Records to process:
==*==

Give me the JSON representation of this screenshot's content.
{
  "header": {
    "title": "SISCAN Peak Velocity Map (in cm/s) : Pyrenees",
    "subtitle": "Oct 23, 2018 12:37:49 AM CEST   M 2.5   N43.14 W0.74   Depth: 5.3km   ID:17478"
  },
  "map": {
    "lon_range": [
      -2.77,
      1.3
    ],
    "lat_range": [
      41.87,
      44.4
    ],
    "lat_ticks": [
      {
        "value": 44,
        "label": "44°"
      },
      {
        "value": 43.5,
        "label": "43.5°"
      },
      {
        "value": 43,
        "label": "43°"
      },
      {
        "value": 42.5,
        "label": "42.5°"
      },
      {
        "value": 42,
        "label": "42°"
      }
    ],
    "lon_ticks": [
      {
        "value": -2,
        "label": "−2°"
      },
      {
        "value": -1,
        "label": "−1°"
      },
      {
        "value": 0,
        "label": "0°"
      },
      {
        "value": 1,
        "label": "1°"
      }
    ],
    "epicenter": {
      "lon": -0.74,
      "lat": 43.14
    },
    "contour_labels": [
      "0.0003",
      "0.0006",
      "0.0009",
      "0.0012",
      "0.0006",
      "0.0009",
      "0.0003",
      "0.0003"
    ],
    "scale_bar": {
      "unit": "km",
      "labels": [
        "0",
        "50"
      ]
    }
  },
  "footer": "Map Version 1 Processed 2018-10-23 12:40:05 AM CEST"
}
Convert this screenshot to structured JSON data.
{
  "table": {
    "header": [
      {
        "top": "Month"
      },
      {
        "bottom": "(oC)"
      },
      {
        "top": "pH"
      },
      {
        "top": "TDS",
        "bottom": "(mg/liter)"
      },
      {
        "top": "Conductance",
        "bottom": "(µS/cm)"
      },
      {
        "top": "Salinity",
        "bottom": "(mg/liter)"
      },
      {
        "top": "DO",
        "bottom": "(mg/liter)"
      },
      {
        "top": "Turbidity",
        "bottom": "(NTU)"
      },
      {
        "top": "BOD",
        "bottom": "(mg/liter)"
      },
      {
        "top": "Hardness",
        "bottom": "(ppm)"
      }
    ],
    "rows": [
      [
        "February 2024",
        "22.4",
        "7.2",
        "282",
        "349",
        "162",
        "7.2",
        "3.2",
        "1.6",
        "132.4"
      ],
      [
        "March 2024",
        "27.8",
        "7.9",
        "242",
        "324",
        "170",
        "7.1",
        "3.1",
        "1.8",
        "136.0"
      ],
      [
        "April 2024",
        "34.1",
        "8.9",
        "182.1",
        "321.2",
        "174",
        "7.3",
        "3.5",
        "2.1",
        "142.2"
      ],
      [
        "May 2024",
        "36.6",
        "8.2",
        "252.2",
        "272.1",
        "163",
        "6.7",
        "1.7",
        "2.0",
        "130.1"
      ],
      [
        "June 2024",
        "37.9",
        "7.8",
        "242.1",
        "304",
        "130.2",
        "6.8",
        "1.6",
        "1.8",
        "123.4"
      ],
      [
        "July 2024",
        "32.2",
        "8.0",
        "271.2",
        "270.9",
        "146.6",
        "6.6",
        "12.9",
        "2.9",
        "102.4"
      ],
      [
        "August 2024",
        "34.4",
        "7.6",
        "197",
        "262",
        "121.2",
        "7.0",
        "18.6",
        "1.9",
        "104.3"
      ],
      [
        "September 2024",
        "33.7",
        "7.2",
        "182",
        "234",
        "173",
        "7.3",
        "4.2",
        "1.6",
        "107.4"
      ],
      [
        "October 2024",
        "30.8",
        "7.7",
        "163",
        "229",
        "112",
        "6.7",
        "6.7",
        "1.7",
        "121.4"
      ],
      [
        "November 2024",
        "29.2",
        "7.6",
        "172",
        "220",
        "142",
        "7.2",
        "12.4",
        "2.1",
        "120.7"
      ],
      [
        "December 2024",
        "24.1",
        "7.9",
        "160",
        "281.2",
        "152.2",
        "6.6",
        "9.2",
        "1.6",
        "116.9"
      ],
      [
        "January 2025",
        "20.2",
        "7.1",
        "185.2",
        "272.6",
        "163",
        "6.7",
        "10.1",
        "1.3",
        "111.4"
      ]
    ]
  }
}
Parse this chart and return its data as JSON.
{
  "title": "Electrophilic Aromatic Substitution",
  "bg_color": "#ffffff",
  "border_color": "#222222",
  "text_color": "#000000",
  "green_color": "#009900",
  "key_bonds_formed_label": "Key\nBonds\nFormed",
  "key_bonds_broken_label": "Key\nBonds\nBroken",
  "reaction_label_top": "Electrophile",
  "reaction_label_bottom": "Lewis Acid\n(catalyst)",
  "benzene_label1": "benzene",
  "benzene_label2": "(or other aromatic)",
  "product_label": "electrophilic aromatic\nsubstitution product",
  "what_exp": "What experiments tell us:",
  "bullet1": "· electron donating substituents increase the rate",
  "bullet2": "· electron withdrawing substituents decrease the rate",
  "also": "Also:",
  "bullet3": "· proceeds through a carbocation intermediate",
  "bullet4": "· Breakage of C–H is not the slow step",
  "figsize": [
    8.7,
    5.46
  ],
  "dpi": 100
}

==*==

To be done: What are the lines from the one with "Parse this chart and return its data as JSON." through the last line of the records above? Quote them exactly and add nothing.

Exercise response:
Parse this chart and return its data as JSON.
{
  "title": "Electrophilic Aromatic Substitution",
  "bg_color": "#ffffff",
  "border_color": "#222222",
  "text_color": "#000000",
  "green_color": "#009900",
  "key_bonds_formed_label": "Key\nBonds\nFormed",
  "key_bonds_broken_label": "Key\nBonds\nBroken",
  "reaction_label_top": "Electrophile",
  "reaction_label_bottom": "Lewis Acid\n(catalyst)",
  "benzene_label1": "benzene",
  "benzene_label2": "(or other aromatic)",
  "product_label": "electrophilic aromatic\nsubstitution product",
  "what_exp": "What experiments tell us:",
  "bullet1": "· electron donating substituents increase the rate",
  "bullet2": "· electron withdrawing substituents decrease the rate",
  "also": "Also:",
  "bullet3": "· proceeds through a carbocation intermediate",
  "bullet4": "· Breakage of C–H is not the slow step",
  "figsize": [
    8.7,
    5.46
  ],
  "dpi": 100
}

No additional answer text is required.